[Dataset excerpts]
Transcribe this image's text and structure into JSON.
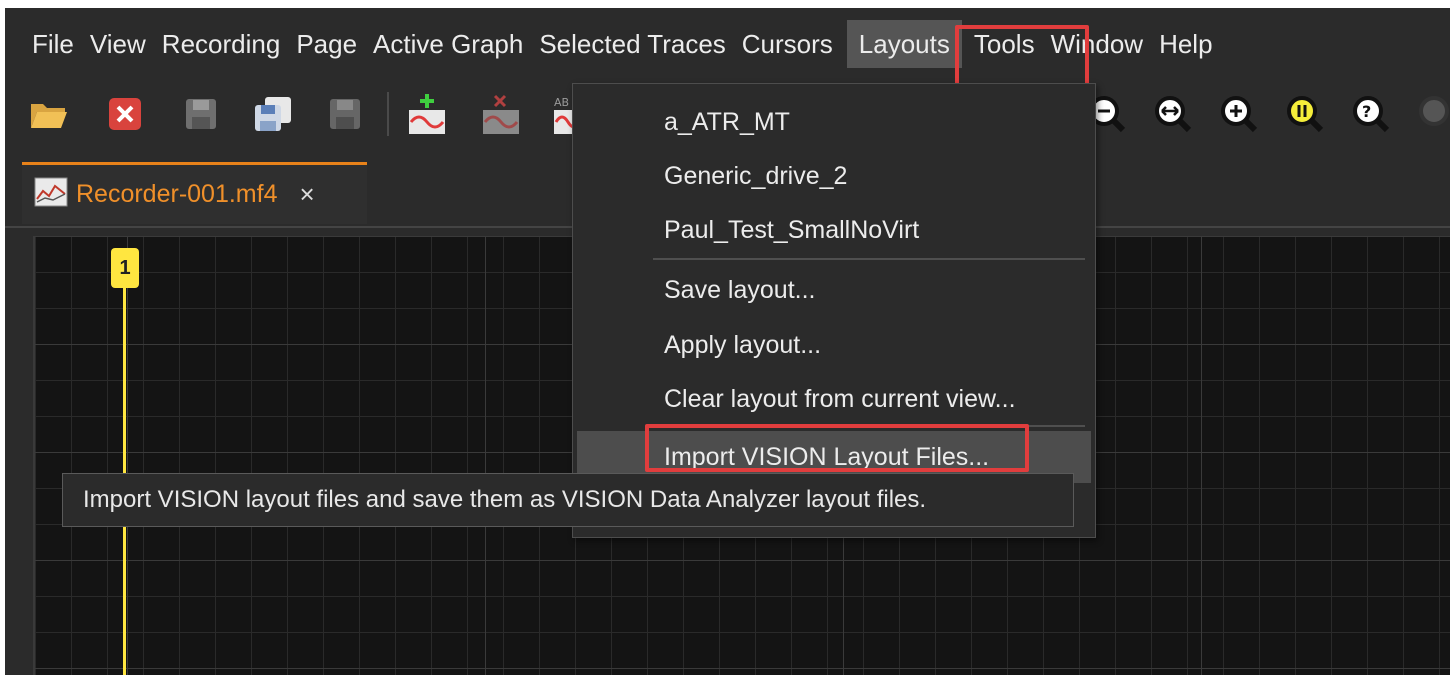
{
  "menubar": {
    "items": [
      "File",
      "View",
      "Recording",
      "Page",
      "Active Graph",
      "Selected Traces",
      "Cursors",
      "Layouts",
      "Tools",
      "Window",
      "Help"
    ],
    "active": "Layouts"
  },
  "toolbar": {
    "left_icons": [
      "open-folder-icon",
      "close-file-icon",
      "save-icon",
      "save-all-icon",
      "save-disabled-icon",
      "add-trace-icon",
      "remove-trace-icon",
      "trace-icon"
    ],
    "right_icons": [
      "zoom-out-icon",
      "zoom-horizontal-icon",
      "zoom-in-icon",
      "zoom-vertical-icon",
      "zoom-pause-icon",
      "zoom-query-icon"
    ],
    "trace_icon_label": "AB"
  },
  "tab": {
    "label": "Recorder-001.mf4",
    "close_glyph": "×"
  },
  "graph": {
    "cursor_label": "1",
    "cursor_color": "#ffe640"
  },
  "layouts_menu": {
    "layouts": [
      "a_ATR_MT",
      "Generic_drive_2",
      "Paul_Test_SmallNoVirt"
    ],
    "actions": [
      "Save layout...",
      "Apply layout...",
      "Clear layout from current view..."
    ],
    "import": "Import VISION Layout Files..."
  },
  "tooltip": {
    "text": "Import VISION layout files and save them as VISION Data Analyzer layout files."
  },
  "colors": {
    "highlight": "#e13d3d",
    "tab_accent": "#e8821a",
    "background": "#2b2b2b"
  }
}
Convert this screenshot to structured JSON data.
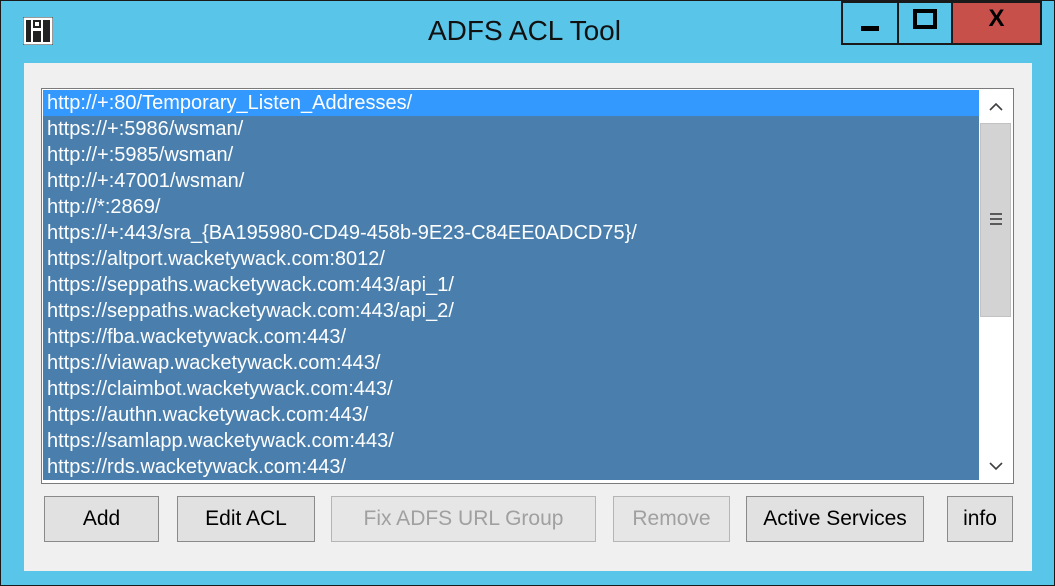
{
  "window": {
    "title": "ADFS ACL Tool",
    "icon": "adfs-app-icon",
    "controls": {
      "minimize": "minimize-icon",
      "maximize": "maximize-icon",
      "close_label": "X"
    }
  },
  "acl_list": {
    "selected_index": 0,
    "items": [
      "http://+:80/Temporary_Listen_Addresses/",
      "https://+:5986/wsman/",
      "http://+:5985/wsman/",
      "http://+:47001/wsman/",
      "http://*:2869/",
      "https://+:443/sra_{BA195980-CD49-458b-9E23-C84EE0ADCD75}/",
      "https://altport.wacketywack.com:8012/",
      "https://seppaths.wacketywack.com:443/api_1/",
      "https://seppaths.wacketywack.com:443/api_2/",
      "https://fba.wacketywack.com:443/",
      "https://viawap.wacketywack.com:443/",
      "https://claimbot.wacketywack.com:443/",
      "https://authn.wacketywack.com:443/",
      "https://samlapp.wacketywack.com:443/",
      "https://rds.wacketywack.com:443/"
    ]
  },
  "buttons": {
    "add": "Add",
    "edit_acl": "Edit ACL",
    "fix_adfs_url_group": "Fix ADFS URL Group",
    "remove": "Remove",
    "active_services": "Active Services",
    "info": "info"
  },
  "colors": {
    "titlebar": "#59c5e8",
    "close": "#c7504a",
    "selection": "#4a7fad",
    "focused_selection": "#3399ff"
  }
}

**Task goal:**
Copy out the entries verbatim and leave the images out.

**Task result:**
Transcribe this image's text and structure into JSON.
{
  "menubar": {
    "items": [
      "File",
      "View",
      "Recording",
      "Page",
      "Active Graph",
      "Selected Traces",
      "Cursors",
      "Layouts",
      "Tools",
      "Window",
      "Help"
    ],
    "active": "Layouts"
  },
  "toolbar": {
    "left_icons": [
      "open-folder-icon",
      "close-file-icon",
      "save-icon",
      "save-all-icon",
      "save-disabled-icon",
      "add-trace-icon",
      "remove-trace-icon",
      "trace-icon"
    ],
    "right_icons": [
      "zoom-out-icon",
      "zoom-horizontal-icon",
      "zoom-in-icon",
      "zoom-vertical-icon",
      "zoom-pause-icon",
      "zoom-query-icon"
    ],
    "trace_icon_label": "AB"
  },
  "tab": {
    "label": "Recorder-001.mf4",
    "close_glyph": "×"
  },
  "graph": {
    "cursor_label": "1",
    "cursor_color": "#ffe640"
  },
  "layouts_menu": {
    "layouts": [
      "a_ATR_MT",
      "Generic_drive_2",
      "Paul_Test_SmallNoVirt"
    ],
    "actions": [
      "Save layout...",
      "Apply layout...",
      "Clear layout from current view..."
    ],
    "import": "Import VISION Layout Files..."
  },
  "tooltip": {
    "text": "Import VISION layout files and save them as VISION Data Analyzer layout files."
  },
  "colors": {
    "highlight": "#e13d3d",
    "tab_accent": "#e8821a",
    "background": "#2b2b2b"
  }
}
Convert this screenshot to structured JSON data.
{
  "window": {
    "title": "ADFS ACL Tool",
    "icon": "adfs-app-icon",
    "controls": {
      "minimize": "minimize-icon",
      "maximize": "maximize-icon",
      "close_label": "X"
    }
  },
  "acl_list": {
    "selected_index": 0,
    "items": [
      "http://+:80/Temporary_Listen_Addresses/",
      "https://+:5986/wsman/",
      "http://+:5985/wsman/",
      "http://+:47001/wsman/",
      "http://*:2869/",
      "https://+:443/sra_{BA195980-CD49-458b-9E23-C84EE0ADCD75}/",
      "https://altport.wacketywack.com:8012/",
      "https://seppaths.wacketywack.com:443/api_1/",
      "https://seppaths.wacketywack.com:443/api_2/",
      "https://fba.wacketywack.com:443/",
      "https://viawap.wacketywack.com:443/",
      "https://claimbot.wacketywack.com:443/",
      "https://authn.wacketywack.com:443/",
      "https://samlapp.wacketywack.com:443/",
      "https://rds.wacketywack.com:443/"
    ]
  },
  "buttons": {
    "add": "Add",
    "edit_acl": "Edit ACL",
    "fix_adfs_url_group": "Fix ADFS URL Group",
    "remove": "Remove",
    "active_services": "Active Services",
    "info": "info"
  },
  "colors": {
    "titlebar": "#59c5e8",
    "close": "#c7504a",
    "selection": "#4a7fad",
    "focused_selection": "#3399ff"
  }
}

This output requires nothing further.